*RECORDS FOR THE EXERCISE*
— begin —
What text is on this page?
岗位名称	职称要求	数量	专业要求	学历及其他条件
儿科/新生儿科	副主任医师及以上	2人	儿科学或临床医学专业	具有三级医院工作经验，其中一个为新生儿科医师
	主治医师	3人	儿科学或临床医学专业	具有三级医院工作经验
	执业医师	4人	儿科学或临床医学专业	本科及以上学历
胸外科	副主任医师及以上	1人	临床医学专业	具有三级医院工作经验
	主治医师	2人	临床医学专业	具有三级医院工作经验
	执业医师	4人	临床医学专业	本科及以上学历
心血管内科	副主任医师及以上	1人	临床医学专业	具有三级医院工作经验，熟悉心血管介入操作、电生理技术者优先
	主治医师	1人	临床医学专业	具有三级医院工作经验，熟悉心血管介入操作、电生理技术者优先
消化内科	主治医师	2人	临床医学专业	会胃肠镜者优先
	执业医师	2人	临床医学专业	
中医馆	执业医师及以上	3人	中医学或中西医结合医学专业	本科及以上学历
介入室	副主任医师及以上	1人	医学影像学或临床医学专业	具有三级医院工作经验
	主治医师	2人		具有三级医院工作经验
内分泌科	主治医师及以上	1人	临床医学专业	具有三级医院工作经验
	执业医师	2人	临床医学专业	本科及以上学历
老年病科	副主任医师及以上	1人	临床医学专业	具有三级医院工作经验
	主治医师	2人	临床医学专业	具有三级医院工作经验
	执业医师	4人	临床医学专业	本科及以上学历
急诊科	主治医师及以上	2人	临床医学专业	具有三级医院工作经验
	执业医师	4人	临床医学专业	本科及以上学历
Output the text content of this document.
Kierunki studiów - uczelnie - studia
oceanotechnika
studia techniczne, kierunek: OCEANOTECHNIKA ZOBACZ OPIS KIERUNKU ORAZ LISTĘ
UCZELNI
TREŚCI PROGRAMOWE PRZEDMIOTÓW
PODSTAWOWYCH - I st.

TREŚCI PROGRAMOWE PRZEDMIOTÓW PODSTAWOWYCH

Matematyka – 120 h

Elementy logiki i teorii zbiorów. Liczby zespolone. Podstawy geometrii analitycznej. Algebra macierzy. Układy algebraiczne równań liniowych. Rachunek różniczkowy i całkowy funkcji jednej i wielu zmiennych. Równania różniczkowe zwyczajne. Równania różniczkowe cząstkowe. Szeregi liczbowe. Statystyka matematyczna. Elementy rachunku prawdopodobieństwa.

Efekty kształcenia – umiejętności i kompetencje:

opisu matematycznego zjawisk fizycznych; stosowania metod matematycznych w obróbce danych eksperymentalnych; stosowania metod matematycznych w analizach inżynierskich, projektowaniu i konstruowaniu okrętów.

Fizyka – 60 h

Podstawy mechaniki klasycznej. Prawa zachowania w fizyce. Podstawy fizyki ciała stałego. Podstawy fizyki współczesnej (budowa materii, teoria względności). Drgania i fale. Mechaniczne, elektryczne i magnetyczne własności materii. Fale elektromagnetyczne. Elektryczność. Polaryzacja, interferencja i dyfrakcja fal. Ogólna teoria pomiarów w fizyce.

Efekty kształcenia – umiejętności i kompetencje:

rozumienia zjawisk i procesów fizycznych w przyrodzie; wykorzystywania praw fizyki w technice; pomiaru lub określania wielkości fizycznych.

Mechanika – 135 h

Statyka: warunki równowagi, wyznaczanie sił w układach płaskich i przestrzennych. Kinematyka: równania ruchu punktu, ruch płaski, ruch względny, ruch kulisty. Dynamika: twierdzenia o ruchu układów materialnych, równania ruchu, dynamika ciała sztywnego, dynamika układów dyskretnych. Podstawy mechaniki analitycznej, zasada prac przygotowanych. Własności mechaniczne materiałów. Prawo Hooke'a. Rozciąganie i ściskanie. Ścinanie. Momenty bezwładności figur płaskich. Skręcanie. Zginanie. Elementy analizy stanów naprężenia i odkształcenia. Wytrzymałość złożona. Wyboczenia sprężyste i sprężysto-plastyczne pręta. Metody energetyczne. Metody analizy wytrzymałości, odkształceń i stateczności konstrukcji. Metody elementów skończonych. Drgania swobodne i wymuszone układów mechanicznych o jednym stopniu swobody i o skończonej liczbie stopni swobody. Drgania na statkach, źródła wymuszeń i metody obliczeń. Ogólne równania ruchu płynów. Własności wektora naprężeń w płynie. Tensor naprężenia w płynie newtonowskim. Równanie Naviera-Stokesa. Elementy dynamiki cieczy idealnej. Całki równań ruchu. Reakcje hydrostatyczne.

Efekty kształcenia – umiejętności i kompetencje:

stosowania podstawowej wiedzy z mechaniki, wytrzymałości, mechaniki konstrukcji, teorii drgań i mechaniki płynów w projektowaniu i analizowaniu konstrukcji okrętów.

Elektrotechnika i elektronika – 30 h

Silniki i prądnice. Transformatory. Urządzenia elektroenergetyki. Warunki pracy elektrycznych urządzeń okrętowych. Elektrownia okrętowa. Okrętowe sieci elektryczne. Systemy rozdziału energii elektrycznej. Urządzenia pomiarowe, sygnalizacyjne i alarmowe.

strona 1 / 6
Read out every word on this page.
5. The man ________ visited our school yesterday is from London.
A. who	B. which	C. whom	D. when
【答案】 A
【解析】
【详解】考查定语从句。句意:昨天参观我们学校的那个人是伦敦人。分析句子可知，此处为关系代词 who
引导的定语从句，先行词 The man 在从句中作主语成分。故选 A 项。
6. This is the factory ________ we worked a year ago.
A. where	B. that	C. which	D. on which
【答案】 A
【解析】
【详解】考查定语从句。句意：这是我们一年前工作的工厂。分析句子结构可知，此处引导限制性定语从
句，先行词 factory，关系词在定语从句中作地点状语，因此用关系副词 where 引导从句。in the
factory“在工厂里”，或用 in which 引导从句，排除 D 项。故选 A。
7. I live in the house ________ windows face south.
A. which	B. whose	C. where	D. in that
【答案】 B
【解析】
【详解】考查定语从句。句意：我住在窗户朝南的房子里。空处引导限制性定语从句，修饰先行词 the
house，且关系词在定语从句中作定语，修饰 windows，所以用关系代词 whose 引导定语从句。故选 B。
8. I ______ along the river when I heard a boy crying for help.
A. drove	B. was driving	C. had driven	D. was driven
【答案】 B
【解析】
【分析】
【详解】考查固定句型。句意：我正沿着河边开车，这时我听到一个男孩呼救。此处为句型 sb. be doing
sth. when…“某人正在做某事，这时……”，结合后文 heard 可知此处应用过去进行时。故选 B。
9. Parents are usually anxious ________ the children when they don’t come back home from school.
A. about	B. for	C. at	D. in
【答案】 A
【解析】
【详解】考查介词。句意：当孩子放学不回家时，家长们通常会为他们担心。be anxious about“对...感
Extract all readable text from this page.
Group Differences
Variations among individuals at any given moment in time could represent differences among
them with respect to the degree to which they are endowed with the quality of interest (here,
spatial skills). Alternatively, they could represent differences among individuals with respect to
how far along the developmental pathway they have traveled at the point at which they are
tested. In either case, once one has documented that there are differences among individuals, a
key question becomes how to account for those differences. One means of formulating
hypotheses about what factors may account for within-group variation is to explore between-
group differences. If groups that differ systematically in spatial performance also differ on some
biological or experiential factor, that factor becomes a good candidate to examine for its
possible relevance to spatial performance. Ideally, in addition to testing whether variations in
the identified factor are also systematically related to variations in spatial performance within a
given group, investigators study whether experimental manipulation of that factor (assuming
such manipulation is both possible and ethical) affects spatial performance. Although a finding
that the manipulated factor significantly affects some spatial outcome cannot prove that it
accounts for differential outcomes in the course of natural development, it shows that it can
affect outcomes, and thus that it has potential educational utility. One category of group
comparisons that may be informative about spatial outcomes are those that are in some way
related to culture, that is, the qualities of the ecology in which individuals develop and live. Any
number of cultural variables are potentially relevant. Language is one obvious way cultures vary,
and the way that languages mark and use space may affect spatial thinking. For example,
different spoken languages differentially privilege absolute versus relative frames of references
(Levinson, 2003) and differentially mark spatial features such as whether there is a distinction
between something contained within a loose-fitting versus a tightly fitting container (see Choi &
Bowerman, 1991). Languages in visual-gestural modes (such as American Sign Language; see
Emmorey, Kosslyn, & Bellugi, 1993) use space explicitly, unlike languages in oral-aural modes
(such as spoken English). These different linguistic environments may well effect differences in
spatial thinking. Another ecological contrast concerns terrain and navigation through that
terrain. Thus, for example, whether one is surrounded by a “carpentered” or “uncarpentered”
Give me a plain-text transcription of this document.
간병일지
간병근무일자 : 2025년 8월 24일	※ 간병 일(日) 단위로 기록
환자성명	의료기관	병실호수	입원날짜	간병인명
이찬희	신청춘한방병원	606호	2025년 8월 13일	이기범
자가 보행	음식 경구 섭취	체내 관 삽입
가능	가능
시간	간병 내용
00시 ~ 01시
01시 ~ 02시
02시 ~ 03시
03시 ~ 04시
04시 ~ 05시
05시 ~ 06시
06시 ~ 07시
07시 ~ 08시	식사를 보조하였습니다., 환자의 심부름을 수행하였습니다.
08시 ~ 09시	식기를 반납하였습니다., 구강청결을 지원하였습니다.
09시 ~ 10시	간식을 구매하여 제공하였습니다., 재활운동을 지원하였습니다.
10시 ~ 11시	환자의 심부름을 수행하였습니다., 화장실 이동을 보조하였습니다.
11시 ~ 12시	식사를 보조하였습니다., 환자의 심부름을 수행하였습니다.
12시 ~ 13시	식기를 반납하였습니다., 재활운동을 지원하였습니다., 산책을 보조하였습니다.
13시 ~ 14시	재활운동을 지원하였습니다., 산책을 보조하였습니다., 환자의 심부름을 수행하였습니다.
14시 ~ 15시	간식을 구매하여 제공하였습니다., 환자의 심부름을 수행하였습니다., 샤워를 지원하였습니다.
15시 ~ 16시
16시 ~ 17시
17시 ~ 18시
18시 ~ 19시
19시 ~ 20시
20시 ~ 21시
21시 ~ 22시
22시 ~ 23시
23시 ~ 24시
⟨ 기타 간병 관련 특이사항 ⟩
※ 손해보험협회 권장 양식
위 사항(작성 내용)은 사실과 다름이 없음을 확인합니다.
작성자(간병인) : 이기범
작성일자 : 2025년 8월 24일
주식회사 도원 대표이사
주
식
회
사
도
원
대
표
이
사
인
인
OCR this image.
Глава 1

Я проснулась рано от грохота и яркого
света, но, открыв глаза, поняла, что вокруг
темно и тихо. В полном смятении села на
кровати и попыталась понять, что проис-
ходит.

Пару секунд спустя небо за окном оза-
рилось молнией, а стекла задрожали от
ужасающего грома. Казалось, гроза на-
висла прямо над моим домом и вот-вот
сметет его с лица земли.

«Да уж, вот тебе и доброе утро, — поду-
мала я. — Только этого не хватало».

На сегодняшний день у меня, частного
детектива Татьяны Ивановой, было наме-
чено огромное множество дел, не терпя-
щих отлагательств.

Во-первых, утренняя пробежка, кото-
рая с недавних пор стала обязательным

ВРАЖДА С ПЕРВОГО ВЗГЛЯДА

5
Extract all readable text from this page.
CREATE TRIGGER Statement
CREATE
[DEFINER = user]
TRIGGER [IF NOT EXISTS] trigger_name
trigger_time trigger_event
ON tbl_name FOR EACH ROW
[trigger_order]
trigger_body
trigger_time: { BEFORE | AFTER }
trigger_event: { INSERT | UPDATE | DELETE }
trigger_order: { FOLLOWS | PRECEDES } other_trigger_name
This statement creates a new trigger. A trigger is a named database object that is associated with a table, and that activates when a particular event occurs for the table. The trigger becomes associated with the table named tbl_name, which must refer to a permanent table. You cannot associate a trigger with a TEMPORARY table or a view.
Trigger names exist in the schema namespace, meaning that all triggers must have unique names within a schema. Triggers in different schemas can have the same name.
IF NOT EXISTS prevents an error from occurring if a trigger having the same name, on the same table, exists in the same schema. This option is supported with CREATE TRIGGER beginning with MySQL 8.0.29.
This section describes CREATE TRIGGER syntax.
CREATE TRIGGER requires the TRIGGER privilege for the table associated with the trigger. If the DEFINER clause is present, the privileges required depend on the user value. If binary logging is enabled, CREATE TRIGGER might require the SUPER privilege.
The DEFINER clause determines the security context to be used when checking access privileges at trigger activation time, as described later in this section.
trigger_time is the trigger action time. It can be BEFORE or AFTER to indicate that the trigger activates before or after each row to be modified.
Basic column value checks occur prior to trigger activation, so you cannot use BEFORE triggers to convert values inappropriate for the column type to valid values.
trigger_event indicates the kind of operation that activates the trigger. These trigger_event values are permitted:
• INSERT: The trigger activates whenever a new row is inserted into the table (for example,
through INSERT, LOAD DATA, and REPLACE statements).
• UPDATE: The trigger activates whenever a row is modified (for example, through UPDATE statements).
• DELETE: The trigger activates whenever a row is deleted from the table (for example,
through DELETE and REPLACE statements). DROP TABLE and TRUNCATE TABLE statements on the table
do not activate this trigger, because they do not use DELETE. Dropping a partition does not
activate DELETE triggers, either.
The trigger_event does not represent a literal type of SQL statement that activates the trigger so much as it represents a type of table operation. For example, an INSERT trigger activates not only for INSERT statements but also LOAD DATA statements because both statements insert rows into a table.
— end —
*STATED GOAL*
Check each line above for the word "zjawisk", and copy the lines where it appears.

*REPLY TO THE EXERCISE*
opisu matematycznego zjawisk fizycznych; stosowania metod matematycznych w obróbce danych eksperymentalnych; stosowania metod matematycznych w analizach inżynierskich, projektowaniu i konstruowaniu okrętów.
rozumienia zjawisk i procesów fizycznych w przyrodzie; wykorzystywania praw fizyki w technice; pomiaru lub określania wielkości fizycznych.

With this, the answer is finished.